Input —
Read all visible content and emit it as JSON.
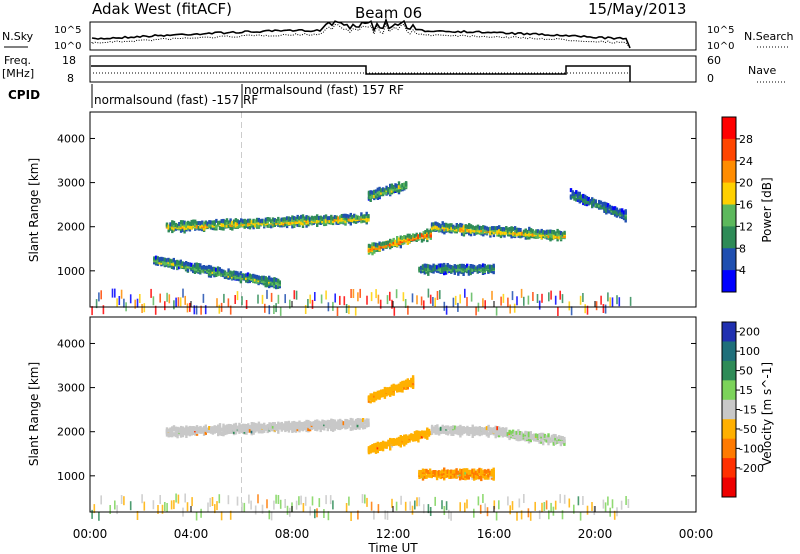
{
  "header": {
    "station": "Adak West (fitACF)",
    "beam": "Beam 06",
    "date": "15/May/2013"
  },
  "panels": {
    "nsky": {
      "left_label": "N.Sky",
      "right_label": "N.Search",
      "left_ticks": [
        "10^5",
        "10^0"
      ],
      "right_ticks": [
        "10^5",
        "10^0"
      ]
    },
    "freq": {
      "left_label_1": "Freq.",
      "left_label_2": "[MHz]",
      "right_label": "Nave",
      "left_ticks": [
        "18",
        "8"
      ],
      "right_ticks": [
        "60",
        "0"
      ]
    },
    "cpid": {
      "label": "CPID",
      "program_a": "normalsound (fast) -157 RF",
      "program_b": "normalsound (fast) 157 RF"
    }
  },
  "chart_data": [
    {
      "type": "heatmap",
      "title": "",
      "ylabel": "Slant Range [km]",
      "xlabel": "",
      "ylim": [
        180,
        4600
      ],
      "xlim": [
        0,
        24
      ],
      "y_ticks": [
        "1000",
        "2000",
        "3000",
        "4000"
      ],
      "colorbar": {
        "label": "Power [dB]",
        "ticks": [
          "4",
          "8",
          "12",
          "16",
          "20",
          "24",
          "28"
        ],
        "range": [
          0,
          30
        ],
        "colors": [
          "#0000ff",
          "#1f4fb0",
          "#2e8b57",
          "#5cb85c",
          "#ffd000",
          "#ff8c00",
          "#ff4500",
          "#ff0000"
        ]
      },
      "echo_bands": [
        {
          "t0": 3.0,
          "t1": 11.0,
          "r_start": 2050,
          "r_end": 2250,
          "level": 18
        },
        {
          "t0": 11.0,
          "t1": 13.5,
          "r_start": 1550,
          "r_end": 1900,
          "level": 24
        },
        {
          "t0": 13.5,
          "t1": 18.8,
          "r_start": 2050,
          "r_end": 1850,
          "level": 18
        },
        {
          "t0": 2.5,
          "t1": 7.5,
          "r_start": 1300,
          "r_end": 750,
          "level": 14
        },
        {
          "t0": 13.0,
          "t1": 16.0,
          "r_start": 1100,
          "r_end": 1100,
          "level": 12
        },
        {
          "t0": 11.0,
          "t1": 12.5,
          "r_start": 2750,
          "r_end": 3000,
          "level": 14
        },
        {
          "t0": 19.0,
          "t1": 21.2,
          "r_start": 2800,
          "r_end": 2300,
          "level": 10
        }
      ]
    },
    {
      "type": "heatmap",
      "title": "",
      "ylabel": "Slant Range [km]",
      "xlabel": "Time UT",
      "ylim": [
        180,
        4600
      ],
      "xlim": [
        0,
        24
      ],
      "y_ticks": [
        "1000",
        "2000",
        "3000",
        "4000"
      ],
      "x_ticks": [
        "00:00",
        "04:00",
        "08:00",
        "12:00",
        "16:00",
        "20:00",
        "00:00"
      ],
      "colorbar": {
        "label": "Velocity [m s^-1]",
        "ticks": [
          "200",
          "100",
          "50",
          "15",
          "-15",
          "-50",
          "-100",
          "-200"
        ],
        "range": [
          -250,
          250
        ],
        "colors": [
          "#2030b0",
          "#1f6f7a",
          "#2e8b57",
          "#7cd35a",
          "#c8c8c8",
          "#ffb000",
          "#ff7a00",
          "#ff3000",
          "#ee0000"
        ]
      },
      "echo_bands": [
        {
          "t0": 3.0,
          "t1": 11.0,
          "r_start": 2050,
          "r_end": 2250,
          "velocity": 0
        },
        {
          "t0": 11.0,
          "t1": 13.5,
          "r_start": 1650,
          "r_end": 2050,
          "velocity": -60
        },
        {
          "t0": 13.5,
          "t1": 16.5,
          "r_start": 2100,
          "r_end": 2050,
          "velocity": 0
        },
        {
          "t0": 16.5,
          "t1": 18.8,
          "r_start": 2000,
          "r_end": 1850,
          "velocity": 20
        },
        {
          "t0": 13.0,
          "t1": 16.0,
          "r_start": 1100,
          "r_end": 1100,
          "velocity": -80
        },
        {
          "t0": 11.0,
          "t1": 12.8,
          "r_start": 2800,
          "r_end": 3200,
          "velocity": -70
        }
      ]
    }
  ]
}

Written problem —
Your task is to repeat the data above exactly while excluding the pictures.

Answer to this task —
Read all visible content and emit it as JSON.
{
  "header": {
    "station": "Adak West (fitACF)",
    "beam": "Beam 06",
    "date": "15/May/2013"
  },
  "panels": {
    "nsky": {
      "left_label": "N.Sky",
      "right_label": "N.Search",
      "left_ticks": [
        "10^5",
        "10^0"
      ],
      "right_ticks": [
        "10^5",
        "10^0"
      ]
    },
    "freq": {
      "left_label_1": "Freq.",
      "left_label_2": "[MHz]",
      "right_label": "Nave",
      "left_ticks": [
        "18",
        "8"
      ],
      "right_ticks": [
        "60",
        "0"
      ]
    },
    "cpid": {
      "label": "CPID",
      "program_a": "normalsound (fast) -157 RF",
      "program_b": "normalsound (fast) 157 RF"
    }
  },
  "chart_data": [
    {
      "type": "heatmap",
      "title": "",
      "ylabel": "Slant Range [km]",
      "xlabel": "",
      "ylim": [
        180,
        4600
      ],
      "xlim": [
        0,
        24
      ],
      "y_ticks": [
        "1000",
        "2000",
        "3000",
        "4000"
      ],
      "colorbar": {
        "label": "Power [dB]",
        "ticks": [
          "4",
          "8",
          "12",
          "16",
          "20",
          "24",
          "28"
        ],
        "range": [
          0,
          30
        ],
        "colors": [
          "#0000ff",
          "#1f4fb0",
          "#2e8b57",
          "#5cb85c",
          "#ffd000",
          "#ff8c00",
          "#ff4500",
          "#ff0000"
        ]
      },
      "echo_bands": [
        {
          "t0": 3.0,
          "t1": 11.0,
          "r_start": 2050,
          "r_end": 2250,
          "level": 18
        },
        {
          "t0": 11.0,
          "t1": 13.5,
          "r_start": 1550,
          "r_end": 1900,
          "level": 24
        },
        {
          "t0": 13.5,
          "t1": 18.8,
          "r_start": 2050,
          "r_end": 1850,
          "level": 18
        },
        {
          "t0": 2.5,
          "t1": 7.5,
          "r_start": 1300,
          "r_end": 750,
          "level": 14
        },
        {
          "t0": 13.0,
          "t1": 16.0,
          "r_start": 1100,
          "r_end": 1100,
          "level": 12
        },
        {
          "t0": 11.0,
          "t1": 12.5,
          "r_start": 2750,
          "r_end": 3000,
          "level": 14
        },
        {
          "t0": 19.0,
          "t1": 21.2,
          "r_start": 2800,
          "r_end": 2300,
          "level": 10
        }
      ]
    },
    {
      "type": "heatmap",
      "title": "",
      "ylabel": "Slant Range [km]",
      "xlabel": "Time UT",
      "ylim": [
        180,
        4600
      ],
      "xlim": [
        0,
        24
      ],
      "y_ticks": [
        "1000",
        "2000",
        "3000",
        "4000"
      ],
      "x_ticks": [
        "00:00",
        "04:00",
        "08:00",
        "12:00",
        "16:00",
        "20:00",
        "00:00"
      ],
      "colorbar": {
        "label": "Velocity [m s^-1]",
        "ticks": [
          "200",
          "100",
          "50",
          "15",
          "-15",
          "-50",
          "-100",
          "-200"
        ],
        "range": [
          -250,
          250
        ],
        "colors": [
          "#2030b0",
          "#1f6f7a",
          "#2e8b57",
          "#7cd35a",
          "#c8c8c8",
          "#ffb000",
          "#ff7a00",
          "#ff3000",
          "#ee0000"
        ]
      },
      "echo_bands": [
        {
          "t0": 3.0,
          "t1": 11.0,
          "r_start": 2050,
          "r_end": 2250,
          "velocity": 0
        },
        {
          "t0": 11.0,
          "t1": 13.5,
          "r_start": 1650,
          "r_end": 2050,
          "velocity": -60
        },
        {
          "t0": 13.5,
          "t1": 16.5,
          "r_start": 2100,
          "r_end": 2050,
          "velocity": 0
        },
        {
          "t0": 16.5,
          "t1": 18.8,
          "r_start": 2000,
          "r_end": 1850,
          "velocity": 20
        },
        {
          "t0": 13.0,
          "t1": 16.0,
          "r_start": 1100,
          "r_end": 1100,
          "velocity": -80
        },
        {
          "t0": 11.0,
          "t1": 12.8,
          "r_start": 2800,
          "r_end": 3200,
          "velocity": -70
        }
      ]
    }
  ]
}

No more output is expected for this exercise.